Each line containing the word "text" must be reported.
BEGIN DATA ROWS
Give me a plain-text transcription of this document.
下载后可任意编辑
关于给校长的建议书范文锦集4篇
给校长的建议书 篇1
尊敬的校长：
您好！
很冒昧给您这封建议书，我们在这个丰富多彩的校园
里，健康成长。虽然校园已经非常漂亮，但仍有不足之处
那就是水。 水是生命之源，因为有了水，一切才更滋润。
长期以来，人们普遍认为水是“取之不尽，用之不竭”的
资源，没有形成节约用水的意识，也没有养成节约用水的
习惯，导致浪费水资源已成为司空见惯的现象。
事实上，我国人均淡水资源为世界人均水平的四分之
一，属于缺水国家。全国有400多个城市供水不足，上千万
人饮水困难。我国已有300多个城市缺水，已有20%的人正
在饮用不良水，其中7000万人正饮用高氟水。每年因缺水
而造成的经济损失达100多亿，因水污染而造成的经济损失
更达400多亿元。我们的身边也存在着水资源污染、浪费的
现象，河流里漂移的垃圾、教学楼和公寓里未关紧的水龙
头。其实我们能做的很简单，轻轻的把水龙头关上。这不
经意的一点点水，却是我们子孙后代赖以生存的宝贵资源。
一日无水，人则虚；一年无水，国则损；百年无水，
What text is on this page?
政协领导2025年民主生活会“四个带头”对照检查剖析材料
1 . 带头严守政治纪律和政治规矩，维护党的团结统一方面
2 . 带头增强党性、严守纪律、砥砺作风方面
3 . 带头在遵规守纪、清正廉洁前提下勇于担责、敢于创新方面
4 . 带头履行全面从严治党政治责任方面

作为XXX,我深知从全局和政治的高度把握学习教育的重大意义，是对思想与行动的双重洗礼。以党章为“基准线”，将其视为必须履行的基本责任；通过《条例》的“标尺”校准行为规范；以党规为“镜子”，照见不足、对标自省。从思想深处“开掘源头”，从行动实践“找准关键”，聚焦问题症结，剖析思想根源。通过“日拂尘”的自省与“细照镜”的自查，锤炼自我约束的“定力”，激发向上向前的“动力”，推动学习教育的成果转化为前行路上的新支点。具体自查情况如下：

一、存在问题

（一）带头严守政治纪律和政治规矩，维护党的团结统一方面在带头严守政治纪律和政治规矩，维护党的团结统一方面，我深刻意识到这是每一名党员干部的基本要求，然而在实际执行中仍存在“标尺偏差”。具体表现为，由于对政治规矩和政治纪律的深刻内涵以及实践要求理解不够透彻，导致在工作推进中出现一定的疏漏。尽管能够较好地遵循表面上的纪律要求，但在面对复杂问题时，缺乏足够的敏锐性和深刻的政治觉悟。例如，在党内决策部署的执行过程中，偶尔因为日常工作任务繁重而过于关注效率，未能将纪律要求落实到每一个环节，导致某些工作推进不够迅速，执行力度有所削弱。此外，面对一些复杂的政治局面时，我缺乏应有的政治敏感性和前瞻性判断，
END DATA ROWS
■ **WRITTEN RESPONSE**
Give me a plain-text transcription of this document.
What text is on this page?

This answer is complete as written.